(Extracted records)
━━━━━━

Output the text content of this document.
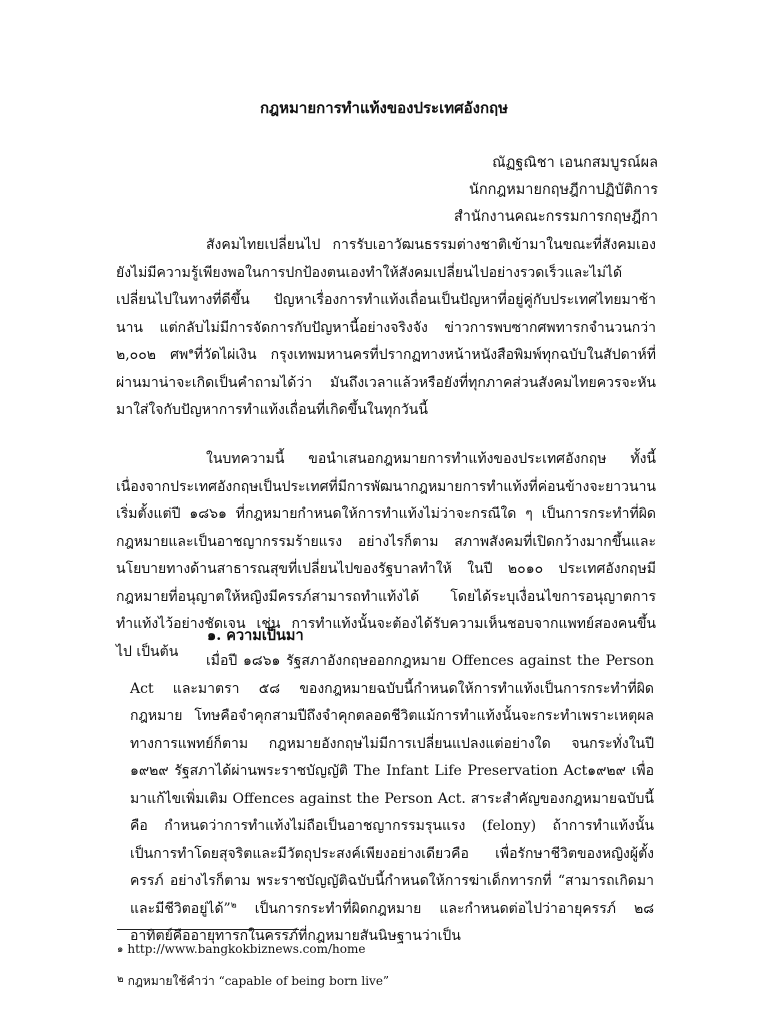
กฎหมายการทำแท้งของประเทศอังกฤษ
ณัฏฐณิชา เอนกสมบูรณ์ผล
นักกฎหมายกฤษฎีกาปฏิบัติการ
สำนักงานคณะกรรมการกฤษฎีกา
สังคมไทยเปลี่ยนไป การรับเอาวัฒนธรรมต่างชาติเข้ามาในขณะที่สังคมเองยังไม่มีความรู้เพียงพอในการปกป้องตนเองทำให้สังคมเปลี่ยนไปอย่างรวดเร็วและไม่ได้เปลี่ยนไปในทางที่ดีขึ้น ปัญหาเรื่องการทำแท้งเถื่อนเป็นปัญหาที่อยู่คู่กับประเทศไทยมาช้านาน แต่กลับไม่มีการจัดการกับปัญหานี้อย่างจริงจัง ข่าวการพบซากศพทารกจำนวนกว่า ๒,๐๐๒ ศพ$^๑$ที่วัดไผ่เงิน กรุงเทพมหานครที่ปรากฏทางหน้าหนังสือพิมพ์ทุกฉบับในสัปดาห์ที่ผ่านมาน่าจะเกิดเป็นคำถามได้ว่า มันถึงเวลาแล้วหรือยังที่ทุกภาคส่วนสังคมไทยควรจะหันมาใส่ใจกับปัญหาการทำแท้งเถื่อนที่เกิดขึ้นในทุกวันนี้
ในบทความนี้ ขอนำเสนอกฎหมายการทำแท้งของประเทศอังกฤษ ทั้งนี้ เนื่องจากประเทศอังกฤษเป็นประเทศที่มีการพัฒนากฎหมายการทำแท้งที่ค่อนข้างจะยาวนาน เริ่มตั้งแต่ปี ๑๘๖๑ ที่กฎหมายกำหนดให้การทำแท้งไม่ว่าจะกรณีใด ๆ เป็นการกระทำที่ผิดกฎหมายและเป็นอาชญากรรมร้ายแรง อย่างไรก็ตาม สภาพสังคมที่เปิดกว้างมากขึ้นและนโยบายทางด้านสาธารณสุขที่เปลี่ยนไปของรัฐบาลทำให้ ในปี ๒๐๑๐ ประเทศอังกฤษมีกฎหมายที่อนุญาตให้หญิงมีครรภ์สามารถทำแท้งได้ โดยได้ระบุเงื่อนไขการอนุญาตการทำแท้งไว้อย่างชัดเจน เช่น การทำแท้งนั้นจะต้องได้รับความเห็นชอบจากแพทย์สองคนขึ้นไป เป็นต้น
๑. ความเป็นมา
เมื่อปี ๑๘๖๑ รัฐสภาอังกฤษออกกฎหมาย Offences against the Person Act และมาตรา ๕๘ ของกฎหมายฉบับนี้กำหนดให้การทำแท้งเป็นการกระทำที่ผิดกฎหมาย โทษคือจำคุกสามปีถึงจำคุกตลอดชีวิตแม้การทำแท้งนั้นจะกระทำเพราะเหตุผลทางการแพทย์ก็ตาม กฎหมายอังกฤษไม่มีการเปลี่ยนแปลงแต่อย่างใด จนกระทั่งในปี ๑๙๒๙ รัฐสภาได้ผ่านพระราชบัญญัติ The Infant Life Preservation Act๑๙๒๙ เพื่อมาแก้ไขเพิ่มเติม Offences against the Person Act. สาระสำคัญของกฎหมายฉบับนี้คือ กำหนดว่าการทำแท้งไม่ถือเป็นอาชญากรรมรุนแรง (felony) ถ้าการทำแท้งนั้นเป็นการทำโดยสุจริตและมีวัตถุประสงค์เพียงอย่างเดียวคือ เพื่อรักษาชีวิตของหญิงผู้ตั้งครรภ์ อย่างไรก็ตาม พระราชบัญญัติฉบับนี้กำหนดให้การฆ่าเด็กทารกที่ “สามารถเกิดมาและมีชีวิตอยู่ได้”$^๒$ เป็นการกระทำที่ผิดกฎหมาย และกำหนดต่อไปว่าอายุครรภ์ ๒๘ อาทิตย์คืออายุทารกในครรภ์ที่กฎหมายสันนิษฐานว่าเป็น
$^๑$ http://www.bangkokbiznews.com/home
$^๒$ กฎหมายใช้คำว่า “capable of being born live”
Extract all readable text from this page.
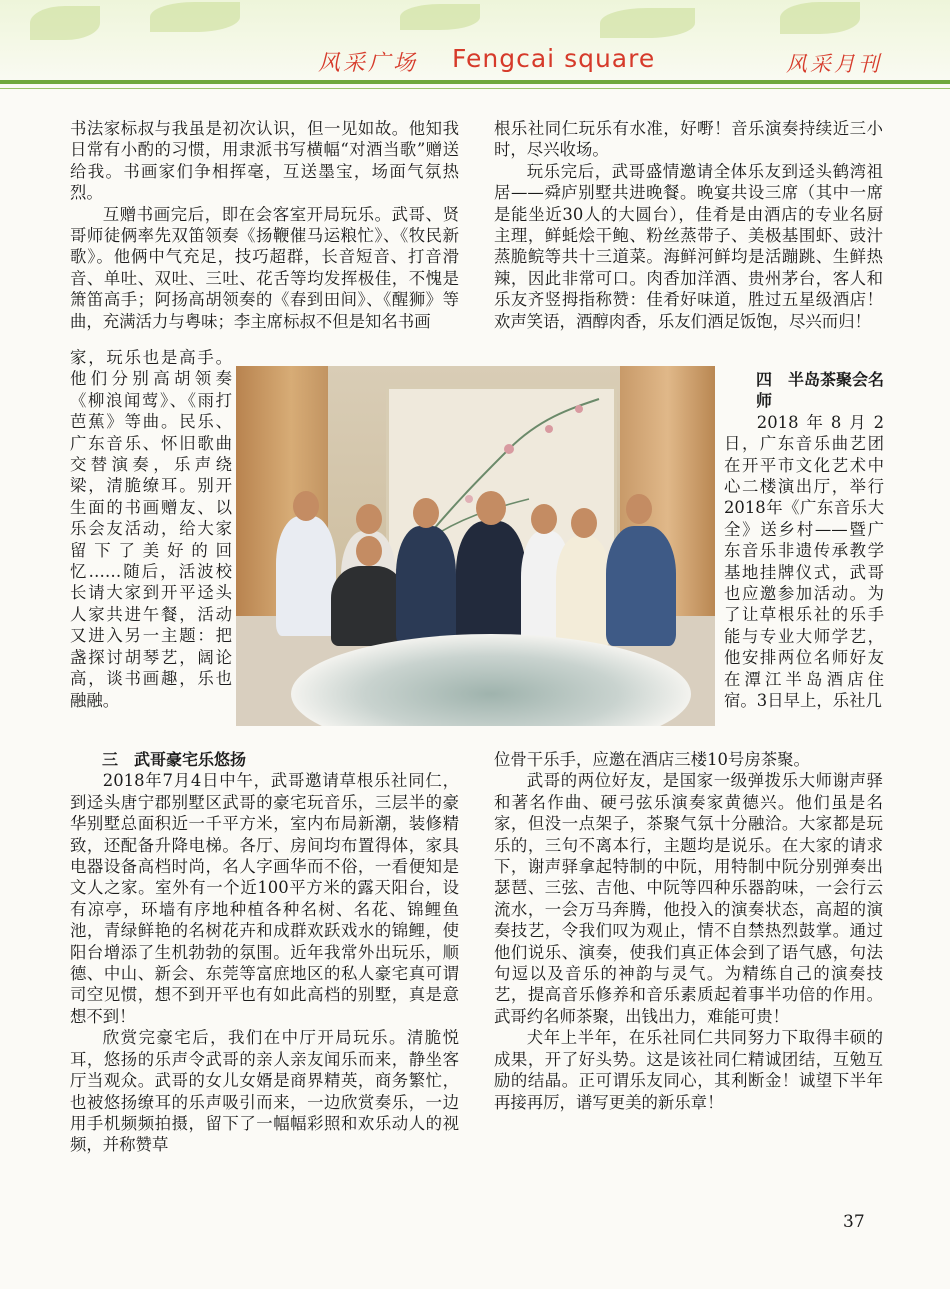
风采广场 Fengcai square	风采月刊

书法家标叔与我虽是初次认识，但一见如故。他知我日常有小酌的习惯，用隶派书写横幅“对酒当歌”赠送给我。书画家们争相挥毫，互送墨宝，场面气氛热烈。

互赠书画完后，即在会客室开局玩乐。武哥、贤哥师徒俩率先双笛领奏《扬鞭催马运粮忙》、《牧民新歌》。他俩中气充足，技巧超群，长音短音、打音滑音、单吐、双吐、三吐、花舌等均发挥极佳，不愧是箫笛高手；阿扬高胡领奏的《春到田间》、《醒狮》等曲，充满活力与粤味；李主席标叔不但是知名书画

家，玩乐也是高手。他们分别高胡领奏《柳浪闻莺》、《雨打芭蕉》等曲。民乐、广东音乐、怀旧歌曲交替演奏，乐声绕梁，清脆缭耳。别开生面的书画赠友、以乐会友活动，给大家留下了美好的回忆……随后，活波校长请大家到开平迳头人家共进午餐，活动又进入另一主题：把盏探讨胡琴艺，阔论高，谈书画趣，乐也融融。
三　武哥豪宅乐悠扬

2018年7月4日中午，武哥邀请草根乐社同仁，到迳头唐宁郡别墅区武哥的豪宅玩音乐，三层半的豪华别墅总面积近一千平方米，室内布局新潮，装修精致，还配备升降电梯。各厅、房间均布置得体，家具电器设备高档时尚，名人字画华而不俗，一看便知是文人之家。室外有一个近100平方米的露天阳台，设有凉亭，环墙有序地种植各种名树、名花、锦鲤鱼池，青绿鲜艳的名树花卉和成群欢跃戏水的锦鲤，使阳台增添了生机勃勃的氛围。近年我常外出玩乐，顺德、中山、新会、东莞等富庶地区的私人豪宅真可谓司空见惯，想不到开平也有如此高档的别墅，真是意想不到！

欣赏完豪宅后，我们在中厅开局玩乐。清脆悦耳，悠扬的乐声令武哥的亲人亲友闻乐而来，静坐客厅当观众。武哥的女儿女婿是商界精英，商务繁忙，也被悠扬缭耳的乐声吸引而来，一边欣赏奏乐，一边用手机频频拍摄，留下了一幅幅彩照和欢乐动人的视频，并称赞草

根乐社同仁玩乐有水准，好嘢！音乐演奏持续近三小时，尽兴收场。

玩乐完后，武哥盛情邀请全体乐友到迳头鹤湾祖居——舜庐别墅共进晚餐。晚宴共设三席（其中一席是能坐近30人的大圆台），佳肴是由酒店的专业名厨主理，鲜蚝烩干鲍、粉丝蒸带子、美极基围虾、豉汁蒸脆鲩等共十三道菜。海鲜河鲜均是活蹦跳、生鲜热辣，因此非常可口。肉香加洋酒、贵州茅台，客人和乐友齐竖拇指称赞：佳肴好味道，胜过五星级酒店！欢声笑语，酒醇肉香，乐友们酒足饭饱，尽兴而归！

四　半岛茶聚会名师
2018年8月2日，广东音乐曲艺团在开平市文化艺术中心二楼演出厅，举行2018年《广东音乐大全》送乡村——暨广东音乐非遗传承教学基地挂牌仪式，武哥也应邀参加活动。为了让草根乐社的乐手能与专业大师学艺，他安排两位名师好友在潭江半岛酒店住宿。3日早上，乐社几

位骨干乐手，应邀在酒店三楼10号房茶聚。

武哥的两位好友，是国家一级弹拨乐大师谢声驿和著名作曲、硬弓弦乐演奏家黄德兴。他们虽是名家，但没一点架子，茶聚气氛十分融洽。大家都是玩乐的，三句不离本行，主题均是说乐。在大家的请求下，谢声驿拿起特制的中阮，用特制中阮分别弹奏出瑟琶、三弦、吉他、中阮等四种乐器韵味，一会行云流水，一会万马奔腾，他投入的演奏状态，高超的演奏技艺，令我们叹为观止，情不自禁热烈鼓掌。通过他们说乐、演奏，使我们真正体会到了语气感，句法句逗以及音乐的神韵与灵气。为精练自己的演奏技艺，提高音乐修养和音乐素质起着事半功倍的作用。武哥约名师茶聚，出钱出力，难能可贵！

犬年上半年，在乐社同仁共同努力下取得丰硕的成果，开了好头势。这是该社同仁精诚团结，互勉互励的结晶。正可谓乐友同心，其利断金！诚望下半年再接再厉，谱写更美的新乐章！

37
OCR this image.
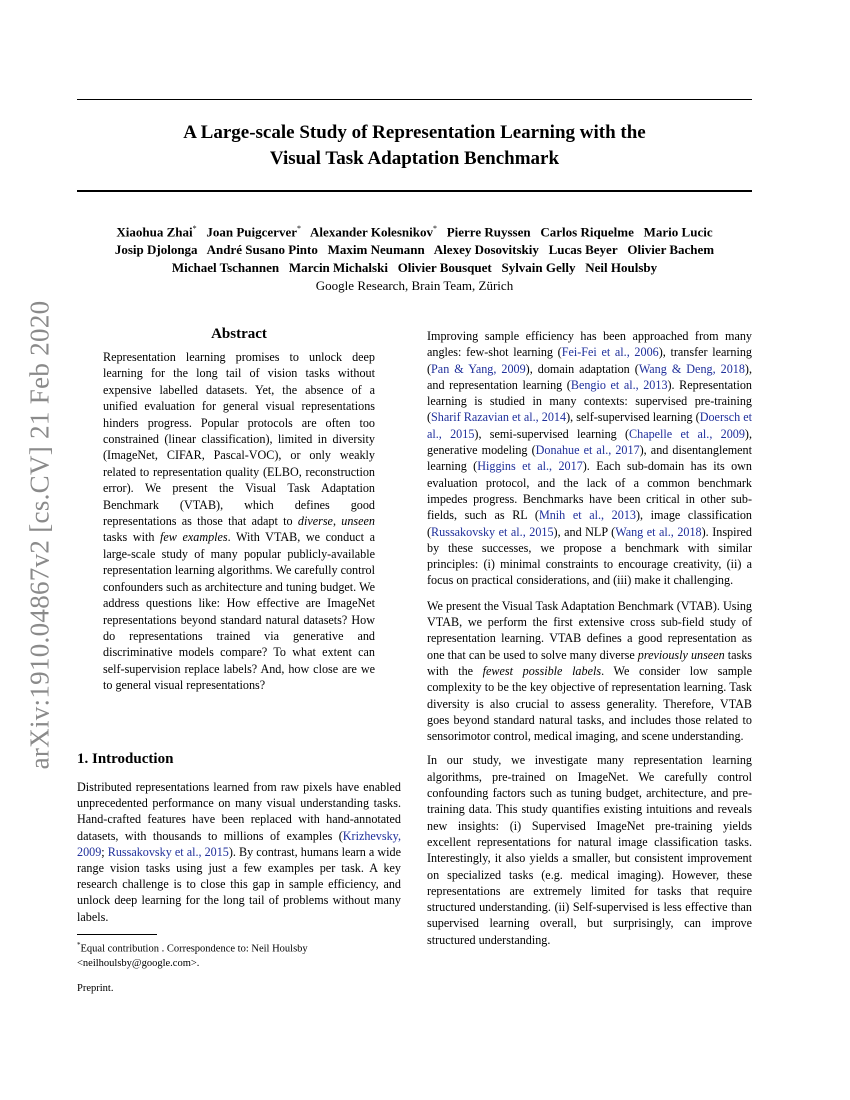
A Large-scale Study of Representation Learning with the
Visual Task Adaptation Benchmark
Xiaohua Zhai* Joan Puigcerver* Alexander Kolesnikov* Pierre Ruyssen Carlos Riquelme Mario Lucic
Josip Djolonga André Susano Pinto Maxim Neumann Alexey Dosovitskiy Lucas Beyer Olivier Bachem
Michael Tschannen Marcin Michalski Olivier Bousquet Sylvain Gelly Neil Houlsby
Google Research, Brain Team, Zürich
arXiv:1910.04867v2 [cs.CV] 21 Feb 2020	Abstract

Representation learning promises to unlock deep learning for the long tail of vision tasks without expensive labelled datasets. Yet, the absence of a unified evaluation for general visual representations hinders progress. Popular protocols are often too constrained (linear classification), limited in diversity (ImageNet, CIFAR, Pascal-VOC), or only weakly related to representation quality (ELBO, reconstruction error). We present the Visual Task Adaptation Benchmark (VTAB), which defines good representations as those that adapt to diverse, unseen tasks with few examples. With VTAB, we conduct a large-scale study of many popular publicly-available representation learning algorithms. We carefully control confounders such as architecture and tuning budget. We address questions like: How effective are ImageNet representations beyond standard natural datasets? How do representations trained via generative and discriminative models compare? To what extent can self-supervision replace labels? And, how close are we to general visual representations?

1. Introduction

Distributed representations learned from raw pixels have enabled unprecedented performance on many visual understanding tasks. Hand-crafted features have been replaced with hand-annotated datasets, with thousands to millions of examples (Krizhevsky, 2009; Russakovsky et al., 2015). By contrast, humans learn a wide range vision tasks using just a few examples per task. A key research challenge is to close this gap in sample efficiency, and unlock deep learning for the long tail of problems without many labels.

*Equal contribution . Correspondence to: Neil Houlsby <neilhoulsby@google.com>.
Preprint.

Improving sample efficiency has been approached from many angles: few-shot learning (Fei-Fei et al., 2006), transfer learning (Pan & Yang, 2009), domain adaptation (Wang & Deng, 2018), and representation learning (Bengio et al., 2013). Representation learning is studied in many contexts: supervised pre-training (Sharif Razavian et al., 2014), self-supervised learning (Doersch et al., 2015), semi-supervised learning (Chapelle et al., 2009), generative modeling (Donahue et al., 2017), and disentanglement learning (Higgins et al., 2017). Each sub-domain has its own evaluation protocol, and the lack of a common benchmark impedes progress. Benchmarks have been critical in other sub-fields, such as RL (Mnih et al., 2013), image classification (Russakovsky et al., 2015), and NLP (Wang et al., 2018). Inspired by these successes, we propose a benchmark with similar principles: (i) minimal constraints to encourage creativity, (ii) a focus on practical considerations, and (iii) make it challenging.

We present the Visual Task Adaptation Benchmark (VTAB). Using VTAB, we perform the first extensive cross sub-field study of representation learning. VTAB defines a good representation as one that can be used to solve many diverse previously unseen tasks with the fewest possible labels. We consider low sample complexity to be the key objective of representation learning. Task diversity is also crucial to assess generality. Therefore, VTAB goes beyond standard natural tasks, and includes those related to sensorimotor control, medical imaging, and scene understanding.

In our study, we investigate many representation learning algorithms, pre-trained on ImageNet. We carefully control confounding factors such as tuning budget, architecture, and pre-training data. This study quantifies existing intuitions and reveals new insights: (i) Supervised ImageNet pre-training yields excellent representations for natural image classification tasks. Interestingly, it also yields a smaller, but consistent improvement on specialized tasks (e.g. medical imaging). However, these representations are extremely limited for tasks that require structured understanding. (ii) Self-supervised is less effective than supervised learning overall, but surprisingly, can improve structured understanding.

━━━━━━

Aim
Filter the data, keeping only the lines that contain "Neil".

Answer to the exercise
Michael Tschannen Marcin Michalski Olivier Bousquet Sylvain Gelly Neil Houlsby
*Equal contribution . Correspondence to: Neil Houlsby <neilhoulsby@google.com>.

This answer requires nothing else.